What the exercise asks.
Reproduce every entry below with each occurrence of "y-tick-label" changed to "y-tick-text" and everything else left as it stands. Omit the pictures from your answer.
** BEGIN **
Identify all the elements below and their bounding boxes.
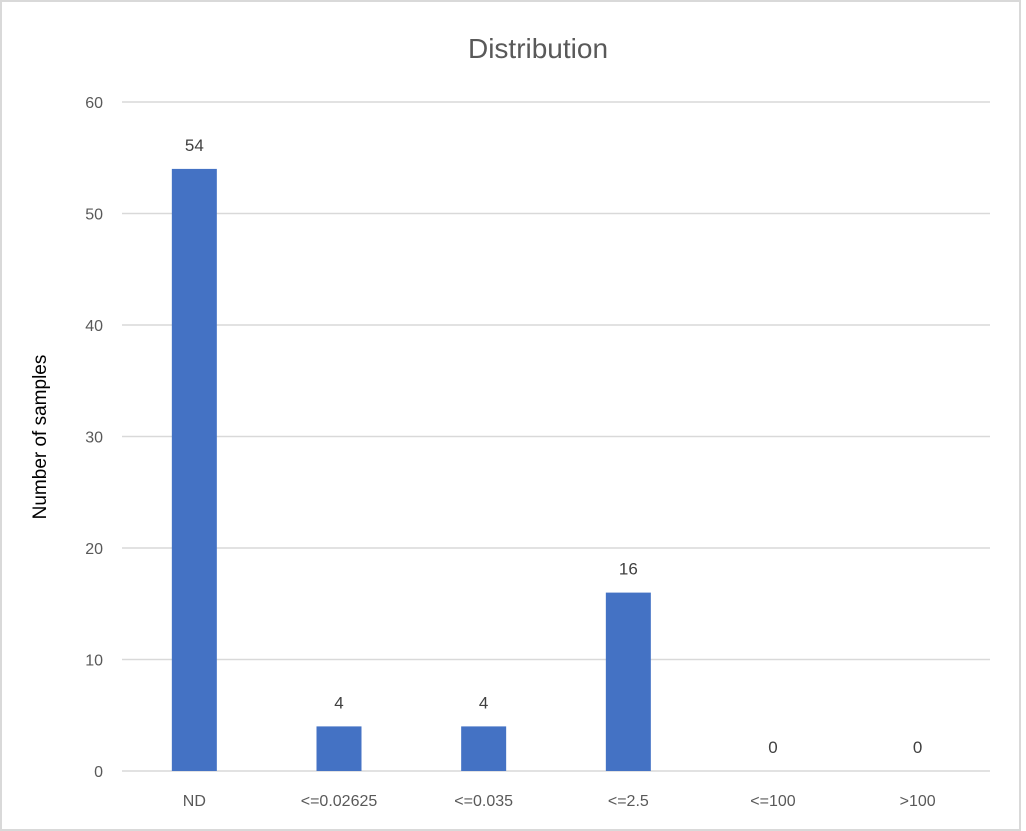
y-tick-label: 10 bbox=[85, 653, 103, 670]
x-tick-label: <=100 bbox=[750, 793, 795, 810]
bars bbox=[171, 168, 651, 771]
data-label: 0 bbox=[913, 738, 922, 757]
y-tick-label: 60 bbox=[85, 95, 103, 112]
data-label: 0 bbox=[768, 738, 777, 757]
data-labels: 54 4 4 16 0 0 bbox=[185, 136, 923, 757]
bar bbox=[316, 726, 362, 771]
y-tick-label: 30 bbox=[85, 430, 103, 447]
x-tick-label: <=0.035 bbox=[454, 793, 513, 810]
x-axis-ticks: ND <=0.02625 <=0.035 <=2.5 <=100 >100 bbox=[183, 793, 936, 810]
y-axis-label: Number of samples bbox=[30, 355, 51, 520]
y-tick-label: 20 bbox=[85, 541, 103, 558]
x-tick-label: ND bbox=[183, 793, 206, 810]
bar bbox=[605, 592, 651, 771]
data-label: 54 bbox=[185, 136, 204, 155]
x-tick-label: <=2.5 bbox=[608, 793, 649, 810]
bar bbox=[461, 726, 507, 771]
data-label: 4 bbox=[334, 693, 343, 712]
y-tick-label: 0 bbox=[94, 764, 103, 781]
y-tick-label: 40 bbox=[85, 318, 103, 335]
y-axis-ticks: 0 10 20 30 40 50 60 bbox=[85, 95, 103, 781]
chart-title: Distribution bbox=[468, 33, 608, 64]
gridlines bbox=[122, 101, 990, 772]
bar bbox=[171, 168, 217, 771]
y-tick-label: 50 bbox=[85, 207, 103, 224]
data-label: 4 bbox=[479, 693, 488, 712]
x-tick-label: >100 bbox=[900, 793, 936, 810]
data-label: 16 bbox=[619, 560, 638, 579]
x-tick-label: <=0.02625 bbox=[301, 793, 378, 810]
** END **
The reply.
Identify all the elements below and their bounding boxes.
y-tick-text: 10 bbox=[85, 653, 103, 670]
x-tick-label: <=100 bbox=[750, 793, 795, 810]
bars bbox=[171, 168, 651, 771]
data-label: 0 bbox=[913, 738, 922, 757]
y-tick-text: 60 bbox=[85, 95, 103, 112]
data-label: 0 bbox=[768, 738, 777, 757]
data-labels: 54 4 4 16 0 0 bbox=[185, 136, 923, 757]
bar bbox=[316, 726, 362, 771]
y-tick-text: 30 bbox=[85, 430, 103, 447]
x-tick-label: <=0.035 bbox=[454, 793, 513, 810]
x-axis-ticks: ND <=0.02625 <=0.035 <=2.5 <=100 >100 bbox=[183, 793, 936, 810]
y-axis-label: Number of samples bbox=[30, 355, 51, 520]
y-tick-text: 20 bbox=[85, 541, 103, 558]
x-tick-label: ND bbox=[183, 793, 206, 810]
bar bbox=[605, 592, 651, 771]
data-label: 54 bbox=[185, 136, 204, 155]
x-tick-label: <=2.5 bbox=[608, 793, 649, 810]
bar bbox=[461, 726, 507, 771]
data-label: 4 bbox=[334, 693, 343, 712]
y-tick-text: 0 bbox=[94, 764, 103, 781]
y-tick-text: 40 bbox=[85, 318, 103, 335]
y-axis-ticks: 0 10 20 30 40 50 60 bbox=[85, 95, 103, 781]
chart-title: Distribution bbox=[468, 33, 608, 64]
gridlines bbox=[122, 101, 990, 772]
bar bbox=[171, 168, 217, 771]
y-tick-text: 50 bbox=[85, 207, 103, 224]
data-label: 4 bbox=[479, 693, 488, 712]
x-tick-label: >100 bbox=[900, 793, 936, 810]
data-label: 16 bbox=[619, 560, 638, 579]
x-tick-label: <=0.02625 bbox=[301, 793, 378, 810]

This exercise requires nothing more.